→ REQUEST
Print out the material that follows word for word.

—————

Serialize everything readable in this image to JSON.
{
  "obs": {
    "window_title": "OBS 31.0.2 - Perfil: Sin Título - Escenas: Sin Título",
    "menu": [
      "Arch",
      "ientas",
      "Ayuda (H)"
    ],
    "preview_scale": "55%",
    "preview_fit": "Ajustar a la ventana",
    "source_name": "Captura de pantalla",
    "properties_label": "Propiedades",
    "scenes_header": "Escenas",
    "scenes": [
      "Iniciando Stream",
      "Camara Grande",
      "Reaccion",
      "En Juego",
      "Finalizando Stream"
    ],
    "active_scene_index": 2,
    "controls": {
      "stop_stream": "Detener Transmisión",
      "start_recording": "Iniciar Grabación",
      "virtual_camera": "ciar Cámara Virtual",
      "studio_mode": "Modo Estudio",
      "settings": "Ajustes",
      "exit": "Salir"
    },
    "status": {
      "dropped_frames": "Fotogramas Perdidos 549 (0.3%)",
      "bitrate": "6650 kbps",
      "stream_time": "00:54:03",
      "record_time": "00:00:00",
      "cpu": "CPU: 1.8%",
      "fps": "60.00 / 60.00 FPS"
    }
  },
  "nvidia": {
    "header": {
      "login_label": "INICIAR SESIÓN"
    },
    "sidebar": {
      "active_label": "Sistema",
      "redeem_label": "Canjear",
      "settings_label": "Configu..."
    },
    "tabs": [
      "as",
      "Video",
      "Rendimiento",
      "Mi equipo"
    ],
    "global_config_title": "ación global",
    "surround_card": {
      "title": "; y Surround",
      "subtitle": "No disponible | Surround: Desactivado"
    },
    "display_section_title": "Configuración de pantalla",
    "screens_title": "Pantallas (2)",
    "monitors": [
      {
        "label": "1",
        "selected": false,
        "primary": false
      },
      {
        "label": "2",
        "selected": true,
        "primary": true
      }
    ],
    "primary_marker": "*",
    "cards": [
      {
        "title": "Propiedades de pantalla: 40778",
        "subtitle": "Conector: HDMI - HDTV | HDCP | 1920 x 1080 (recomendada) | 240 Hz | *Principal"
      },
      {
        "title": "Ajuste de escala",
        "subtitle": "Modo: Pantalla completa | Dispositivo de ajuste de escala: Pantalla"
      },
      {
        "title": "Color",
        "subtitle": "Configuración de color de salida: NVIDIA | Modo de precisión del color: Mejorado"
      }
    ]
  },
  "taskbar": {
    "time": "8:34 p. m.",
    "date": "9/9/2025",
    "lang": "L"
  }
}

—————

→ RESPONSE TO THE EXERCISE
Serialize everything readable in this image to JSON.
{
  "obs": {
    "window_title": "OBS 31.0.2 - Perfil: Sin Título - Escenas: Sin Título",
    "menu": [
      "Arch",
      "ientas",
      "Ayuda (H)"
    ],
    "preview_scale": "55%",
    "preview_fit": "Ajustar a la ventana",
    "source_name": "Captura de pantalla",
    "properties_label": "Propiedades",
    "scenes_header": "Escenas",
    "scenes": [
      "Iniciando Stream",
      "Camara Grande",
      "Reaccion",
      "En Juego",
      "Finalizando Stream"
    ],
    "active_scene_index": 2,
    "controls": {
      "stop_stream": "Detener Transmisión",
      "start_recording": "Iniciar Grabación",
      "virtual_camera": "ciar Cámara Virtual",
      "studio_mode": "Modo Estudio",
      "settings": "Ajustes",
      "exit": "Salir"
    },
    "status": {
      "dropped_frames": "Fotogramas Perdidos 549 (0.3%)",
      "bitrate": "6650 kbps",
      "stream_time": "00:54:03",
      "record_time": "00:00:00",
      "cpu": "CPU: 1.8%",
      "fps": "60.00 / 60.00 FPS"
    }
  },
  "nvidia": {
    "header": {
      "login_label": "INICIAR SESIÓN"
    },
    "sidebar": {
      "active_label": "Sistema",
      "redeem_label": "Canjear",
      "settings_label": "Configu..."
    },
    "tabs": [
      "as",
      "Video",
      "Rendimiento",
      "Mi equipo"
    ],
    "global_config_title": "ación global",
    "surround_card": {
      "title": "; y Surround",
      "subtitle": "No disponible | Surround: Desactivado"
    },
    "display_section_title": "Configuración de pantalla",
    "screens_title": "Pantallas (2)",
    "monitors": [
      {
        "label": "1",
        "selected": false,
        "primary": false
      },
      {
        "label": "2",
        "selected": true,
        "primary": true
      }
    ],
    "primary_marker": "*",
    "cards": [
      {
        "title": "Propiedades de pantalla: 40778",
        "subtitle": "Conector: HDMI - HDTV | HDCP | 1920 x 1080 (recomendada) | 240 Hz | *Principal"
      },
      {
        "title": "Ajuste de escala",
        "subtitle": "Modo: Pantalla completa | Dispositivo de ajuste de escala: Pantalla"
      },
      {
        "title": "Color",
        "subtitle": "Configuración de color de salida: NVIDIA | Modo de precisión del color: Mejorado"
      }
    ]
  },
  "taskbar": {
    "time": "8:34 p. m.",
    "date": "9/9/2025",
    "lang": "L"
  }
}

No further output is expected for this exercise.